Wherever a line holds the word "Handgewindebohrer", copy that line out.
==== RAW DATA
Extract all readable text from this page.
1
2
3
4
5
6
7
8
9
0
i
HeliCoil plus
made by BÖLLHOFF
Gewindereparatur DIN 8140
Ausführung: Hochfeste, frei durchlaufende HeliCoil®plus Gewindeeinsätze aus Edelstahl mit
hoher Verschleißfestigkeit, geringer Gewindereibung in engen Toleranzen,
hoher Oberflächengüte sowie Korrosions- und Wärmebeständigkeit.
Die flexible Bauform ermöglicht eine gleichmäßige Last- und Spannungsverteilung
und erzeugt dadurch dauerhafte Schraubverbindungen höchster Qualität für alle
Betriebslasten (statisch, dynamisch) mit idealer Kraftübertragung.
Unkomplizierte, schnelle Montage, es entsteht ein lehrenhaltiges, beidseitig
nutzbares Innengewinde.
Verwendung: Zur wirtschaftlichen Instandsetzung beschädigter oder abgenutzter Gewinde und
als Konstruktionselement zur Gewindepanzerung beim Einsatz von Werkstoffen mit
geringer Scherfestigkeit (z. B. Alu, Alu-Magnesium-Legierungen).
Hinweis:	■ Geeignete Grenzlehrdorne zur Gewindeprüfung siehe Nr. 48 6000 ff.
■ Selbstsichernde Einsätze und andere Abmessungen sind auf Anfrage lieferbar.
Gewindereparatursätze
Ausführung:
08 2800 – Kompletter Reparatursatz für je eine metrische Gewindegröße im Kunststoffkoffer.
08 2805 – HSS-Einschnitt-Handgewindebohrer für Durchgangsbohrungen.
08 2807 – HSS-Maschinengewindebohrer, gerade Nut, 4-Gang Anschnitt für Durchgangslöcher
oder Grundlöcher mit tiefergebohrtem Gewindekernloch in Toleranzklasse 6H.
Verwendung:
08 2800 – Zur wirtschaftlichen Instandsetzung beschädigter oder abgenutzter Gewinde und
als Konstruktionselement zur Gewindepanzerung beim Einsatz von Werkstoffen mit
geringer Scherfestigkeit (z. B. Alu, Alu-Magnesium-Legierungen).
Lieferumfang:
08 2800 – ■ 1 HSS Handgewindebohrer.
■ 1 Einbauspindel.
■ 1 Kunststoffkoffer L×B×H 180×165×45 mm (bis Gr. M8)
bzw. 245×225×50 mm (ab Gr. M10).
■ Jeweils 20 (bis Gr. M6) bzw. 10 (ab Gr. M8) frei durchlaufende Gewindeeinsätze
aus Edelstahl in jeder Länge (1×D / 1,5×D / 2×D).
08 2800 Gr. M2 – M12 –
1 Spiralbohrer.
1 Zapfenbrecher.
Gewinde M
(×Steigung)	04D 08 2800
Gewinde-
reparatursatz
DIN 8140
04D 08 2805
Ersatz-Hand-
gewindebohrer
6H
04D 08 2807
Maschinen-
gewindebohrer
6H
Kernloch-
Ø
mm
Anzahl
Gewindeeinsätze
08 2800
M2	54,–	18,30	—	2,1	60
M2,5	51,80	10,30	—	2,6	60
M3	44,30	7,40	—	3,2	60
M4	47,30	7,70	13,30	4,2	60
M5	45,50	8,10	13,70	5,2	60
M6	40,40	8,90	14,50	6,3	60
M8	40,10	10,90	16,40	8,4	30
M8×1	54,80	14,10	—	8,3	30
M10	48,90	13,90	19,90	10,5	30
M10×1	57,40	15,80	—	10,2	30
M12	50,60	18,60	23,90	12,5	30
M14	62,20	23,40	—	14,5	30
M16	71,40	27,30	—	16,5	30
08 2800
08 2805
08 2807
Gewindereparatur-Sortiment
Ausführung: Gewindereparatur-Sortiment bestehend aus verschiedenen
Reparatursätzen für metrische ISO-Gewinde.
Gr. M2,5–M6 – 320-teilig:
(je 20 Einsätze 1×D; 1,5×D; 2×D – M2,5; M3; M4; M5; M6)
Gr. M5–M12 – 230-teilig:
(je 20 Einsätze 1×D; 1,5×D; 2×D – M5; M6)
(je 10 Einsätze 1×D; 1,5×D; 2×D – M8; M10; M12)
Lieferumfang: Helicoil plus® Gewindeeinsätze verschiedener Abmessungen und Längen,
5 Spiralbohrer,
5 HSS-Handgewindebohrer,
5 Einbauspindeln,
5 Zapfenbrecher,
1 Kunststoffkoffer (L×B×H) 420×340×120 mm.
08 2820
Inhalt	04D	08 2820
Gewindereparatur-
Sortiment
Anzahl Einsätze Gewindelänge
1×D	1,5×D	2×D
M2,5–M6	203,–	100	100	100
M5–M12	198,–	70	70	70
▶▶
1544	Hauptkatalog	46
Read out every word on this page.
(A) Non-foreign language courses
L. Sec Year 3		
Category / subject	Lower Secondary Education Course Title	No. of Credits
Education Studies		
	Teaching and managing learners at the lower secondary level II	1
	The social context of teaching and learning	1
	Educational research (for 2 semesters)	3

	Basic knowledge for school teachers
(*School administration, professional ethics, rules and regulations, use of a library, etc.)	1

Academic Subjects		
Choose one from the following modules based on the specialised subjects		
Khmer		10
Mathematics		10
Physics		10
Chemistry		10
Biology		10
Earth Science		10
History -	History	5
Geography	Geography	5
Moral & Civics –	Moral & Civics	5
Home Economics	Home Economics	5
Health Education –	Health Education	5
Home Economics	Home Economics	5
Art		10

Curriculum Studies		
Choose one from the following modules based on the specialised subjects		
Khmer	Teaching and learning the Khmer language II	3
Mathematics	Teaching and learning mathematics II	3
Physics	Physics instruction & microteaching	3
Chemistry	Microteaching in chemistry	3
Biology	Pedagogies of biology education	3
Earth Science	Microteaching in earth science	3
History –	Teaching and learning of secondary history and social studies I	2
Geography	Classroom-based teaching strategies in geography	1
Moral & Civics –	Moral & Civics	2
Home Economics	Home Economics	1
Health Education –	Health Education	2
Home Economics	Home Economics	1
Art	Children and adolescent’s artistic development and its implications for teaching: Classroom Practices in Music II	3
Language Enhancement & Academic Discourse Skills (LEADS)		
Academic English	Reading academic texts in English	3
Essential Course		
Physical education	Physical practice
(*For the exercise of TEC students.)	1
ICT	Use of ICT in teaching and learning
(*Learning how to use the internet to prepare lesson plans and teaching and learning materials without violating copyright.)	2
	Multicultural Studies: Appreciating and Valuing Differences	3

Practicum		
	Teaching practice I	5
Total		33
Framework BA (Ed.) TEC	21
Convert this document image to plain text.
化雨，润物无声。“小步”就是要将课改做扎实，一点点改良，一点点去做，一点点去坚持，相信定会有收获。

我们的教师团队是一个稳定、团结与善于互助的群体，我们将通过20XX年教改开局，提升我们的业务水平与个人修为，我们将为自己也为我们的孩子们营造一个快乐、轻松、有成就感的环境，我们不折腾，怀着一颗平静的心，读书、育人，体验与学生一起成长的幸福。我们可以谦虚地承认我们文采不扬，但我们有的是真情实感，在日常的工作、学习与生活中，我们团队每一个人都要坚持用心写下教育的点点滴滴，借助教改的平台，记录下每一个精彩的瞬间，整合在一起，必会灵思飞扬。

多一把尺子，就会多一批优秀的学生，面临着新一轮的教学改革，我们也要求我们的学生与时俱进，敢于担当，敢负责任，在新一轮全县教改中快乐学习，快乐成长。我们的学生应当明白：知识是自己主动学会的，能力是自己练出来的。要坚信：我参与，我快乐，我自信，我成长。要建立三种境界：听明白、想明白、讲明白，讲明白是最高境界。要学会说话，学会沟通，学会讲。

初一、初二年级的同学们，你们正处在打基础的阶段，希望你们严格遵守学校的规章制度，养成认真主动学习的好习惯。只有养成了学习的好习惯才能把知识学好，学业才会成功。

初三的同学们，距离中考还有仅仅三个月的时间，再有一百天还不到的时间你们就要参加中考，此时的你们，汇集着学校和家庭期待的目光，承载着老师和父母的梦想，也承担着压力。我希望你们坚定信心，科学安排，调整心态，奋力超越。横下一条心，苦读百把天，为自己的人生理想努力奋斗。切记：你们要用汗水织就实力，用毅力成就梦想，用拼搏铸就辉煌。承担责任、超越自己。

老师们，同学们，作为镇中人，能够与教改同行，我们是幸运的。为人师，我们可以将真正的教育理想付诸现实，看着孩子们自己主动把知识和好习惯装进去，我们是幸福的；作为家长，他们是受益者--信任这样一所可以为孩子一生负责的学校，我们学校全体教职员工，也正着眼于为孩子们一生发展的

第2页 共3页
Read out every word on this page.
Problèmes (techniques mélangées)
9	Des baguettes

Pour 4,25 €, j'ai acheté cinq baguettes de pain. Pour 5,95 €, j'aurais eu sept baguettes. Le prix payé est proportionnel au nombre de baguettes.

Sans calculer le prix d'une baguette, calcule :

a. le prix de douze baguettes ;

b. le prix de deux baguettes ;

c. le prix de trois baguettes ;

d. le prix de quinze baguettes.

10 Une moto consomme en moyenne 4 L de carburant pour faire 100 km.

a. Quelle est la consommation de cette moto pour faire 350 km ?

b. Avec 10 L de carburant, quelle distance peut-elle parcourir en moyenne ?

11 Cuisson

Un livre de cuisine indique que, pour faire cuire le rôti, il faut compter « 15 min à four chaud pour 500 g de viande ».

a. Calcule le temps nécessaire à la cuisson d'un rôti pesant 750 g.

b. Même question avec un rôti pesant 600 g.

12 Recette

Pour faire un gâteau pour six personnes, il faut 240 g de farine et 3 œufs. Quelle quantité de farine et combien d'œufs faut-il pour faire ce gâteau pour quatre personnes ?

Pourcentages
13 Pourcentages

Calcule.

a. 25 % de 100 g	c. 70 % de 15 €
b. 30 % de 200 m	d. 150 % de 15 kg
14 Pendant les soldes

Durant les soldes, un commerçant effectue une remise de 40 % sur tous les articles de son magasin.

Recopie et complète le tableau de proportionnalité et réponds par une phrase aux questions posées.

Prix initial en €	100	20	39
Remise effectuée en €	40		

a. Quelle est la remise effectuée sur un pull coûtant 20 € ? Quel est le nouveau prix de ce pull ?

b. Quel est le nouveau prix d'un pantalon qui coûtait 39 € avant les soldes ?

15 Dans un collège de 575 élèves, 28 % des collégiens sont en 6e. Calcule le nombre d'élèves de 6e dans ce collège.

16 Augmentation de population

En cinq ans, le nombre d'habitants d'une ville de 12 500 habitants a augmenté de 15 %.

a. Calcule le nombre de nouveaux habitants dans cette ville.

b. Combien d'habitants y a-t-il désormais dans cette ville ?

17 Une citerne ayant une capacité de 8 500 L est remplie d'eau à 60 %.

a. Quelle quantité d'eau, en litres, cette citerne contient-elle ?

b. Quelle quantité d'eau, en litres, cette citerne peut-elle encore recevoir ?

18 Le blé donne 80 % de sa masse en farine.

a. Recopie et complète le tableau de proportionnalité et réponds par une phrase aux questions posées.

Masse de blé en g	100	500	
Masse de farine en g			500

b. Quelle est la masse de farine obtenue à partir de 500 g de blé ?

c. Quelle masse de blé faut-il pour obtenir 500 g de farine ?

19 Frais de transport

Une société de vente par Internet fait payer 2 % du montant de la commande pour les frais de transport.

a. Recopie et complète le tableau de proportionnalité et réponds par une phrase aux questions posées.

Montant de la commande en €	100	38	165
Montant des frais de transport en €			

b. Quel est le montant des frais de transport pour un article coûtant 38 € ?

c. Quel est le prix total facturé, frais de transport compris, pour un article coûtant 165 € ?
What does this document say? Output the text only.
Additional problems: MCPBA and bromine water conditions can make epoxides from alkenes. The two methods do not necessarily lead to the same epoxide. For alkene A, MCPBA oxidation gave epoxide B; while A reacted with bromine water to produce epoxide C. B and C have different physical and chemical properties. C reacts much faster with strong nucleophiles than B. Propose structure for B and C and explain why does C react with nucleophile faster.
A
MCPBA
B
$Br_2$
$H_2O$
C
========
• WRITTEN SOLUTION
08 2805 – HSS-Einschnitt-Handgewindebohrer für Durchgangsbohrungen.
08 2800 – ■ 1 HSS Handgewindebohrer.
5 HSS-Handgewindebohrer,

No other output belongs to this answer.